#### INPUT RECORDS:
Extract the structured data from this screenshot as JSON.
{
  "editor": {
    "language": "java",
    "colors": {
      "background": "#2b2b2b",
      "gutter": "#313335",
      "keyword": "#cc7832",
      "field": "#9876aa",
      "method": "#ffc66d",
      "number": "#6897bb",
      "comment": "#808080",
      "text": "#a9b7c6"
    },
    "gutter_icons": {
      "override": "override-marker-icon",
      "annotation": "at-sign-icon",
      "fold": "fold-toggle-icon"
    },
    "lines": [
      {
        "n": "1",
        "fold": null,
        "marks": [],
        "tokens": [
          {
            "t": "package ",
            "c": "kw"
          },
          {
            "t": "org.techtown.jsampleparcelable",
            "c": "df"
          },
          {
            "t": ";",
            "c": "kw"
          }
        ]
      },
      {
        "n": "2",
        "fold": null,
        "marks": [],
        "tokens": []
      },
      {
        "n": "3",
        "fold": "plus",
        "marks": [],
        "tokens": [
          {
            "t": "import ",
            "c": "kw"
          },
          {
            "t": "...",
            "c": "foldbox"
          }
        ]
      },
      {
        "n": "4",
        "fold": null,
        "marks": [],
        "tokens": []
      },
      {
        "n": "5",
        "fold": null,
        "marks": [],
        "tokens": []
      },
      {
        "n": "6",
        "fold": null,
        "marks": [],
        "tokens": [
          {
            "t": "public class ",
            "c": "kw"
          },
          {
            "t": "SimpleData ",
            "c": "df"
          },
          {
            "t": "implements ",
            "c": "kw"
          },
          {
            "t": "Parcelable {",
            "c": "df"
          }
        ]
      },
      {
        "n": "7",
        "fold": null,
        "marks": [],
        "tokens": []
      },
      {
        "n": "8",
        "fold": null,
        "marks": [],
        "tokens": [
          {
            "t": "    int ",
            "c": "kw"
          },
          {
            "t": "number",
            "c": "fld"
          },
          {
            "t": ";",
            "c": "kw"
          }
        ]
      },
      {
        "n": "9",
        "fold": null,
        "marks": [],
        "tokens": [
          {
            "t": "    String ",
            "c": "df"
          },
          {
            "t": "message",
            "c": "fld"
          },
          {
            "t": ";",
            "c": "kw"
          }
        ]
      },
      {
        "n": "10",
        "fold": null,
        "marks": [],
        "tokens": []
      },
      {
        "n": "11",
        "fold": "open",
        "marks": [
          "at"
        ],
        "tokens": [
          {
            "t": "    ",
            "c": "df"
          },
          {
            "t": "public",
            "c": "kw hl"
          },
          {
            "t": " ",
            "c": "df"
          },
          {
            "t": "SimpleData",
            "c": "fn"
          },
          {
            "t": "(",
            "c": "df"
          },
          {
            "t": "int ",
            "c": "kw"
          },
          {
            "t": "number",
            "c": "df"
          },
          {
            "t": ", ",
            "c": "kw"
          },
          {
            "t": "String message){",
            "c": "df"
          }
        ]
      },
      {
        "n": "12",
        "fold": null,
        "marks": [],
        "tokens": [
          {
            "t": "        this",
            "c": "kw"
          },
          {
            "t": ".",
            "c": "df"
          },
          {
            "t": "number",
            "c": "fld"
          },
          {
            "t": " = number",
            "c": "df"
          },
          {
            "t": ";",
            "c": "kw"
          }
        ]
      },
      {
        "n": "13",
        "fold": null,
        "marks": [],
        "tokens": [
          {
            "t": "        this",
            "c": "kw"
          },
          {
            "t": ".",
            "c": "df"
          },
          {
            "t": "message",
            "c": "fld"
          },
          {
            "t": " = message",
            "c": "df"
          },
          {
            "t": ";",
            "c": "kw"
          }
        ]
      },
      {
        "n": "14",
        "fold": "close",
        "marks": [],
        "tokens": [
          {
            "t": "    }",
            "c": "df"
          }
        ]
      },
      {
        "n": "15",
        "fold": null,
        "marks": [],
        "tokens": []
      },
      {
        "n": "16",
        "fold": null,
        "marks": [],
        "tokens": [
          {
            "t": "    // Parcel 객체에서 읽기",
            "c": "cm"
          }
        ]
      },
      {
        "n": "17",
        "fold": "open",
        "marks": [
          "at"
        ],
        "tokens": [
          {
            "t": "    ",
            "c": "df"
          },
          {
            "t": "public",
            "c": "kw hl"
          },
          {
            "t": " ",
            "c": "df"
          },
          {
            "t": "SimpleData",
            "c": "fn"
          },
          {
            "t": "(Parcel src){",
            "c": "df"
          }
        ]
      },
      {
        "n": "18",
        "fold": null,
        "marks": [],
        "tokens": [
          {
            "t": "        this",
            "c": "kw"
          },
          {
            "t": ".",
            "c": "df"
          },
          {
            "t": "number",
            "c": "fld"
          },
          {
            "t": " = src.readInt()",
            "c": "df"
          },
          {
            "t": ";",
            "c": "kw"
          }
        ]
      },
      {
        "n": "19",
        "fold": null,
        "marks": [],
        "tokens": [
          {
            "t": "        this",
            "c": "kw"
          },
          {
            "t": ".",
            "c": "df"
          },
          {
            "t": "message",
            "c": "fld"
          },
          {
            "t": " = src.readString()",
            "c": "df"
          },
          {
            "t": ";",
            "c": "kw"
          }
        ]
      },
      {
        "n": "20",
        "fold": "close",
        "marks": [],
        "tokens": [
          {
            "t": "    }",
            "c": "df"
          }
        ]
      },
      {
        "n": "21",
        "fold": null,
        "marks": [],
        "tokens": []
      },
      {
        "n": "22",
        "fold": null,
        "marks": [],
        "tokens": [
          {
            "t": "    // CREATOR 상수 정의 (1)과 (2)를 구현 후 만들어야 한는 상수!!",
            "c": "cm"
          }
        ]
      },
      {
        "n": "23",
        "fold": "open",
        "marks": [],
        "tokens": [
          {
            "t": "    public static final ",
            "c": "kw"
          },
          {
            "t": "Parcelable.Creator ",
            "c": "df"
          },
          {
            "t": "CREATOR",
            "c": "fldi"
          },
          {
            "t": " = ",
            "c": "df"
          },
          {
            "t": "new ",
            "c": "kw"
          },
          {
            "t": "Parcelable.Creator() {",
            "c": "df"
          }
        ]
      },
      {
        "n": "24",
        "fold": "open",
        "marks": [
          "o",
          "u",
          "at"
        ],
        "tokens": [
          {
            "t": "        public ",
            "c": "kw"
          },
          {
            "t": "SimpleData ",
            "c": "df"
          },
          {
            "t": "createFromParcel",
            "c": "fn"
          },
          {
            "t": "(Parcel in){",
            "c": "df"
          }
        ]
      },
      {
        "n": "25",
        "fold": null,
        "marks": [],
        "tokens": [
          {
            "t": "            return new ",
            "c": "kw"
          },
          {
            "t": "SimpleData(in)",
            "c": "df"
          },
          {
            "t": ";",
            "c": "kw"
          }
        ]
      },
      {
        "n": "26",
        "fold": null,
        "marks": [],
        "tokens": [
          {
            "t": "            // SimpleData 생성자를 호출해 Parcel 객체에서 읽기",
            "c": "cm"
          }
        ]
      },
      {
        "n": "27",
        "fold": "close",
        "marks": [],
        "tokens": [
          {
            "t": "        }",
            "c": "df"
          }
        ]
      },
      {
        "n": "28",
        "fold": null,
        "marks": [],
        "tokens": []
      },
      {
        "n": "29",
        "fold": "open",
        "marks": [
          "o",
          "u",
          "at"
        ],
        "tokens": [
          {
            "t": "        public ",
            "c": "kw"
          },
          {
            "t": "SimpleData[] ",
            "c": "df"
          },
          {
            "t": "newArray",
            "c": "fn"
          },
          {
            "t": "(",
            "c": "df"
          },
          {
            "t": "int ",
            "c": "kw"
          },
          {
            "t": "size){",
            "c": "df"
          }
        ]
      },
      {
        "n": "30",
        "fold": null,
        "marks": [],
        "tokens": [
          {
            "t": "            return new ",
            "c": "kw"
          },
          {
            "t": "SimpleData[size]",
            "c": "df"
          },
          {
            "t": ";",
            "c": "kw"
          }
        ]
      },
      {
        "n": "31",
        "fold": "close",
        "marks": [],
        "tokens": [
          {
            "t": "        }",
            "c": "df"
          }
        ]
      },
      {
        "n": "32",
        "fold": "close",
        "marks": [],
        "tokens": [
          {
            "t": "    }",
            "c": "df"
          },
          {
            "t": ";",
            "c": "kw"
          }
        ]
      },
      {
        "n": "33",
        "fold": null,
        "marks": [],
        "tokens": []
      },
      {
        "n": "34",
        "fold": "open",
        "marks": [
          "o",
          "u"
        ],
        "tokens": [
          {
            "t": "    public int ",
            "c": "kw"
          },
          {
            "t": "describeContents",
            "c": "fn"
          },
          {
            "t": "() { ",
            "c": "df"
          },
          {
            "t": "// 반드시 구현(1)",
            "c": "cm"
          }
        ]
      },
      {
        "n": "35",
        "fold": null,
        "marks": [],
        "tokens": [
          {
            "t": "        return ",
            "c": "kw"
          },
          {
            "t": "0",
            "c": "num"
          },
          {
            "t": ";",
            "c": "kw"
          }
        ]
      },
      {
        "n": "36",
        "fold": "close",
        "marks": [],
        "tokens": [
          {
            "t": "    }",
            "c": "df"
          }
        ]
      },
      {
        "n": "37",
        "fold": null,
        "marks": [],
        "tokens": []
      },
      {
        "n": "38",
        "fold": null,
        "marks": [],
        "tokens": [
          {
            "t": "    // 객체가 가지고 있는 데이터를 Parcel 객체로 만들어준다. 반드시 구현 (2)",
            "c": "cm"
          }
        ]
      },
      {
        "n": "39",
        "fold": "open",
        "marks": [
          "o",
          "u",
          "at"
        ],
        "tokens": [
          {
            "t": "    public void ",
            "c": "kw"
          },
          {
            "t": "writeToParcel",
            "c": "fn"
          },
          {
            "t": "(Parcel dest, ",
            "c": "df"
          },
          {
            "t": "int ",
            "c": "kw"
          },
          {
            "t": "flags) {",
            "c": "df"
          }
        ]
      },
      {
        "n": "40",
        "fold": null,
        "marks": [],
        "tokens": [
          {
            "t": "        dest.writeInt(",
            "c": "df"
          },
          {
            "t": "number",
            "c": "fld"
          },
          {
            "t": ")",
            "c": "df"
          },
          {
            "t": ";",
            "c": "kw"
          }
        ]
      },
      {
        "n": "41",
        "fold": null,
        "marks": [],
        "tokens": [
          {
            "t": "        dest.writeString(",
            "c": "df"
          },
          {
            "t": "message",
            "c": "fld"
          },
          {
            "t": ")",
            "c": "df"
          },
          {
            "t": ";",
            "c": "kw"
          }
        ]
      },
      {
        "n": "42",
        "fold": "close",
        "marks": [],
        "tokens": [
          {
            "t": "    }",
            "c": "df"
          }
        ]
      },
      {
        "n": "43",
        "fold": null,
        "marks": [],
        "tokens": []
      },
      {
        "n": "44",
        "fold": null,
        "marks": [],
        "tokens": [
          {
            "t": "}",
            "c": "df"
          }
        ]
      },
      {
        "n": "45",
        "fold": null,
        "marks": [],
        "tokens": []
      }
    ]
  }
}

#### WRITTEN PROBLEM:
Report every line containing the word "dest" from the listing above.

#### FULL OUTPUT:
            "t": "(Parcel dest, ",
            "t": "        dest.writeInt(",
            "t": "        dest.writeString(",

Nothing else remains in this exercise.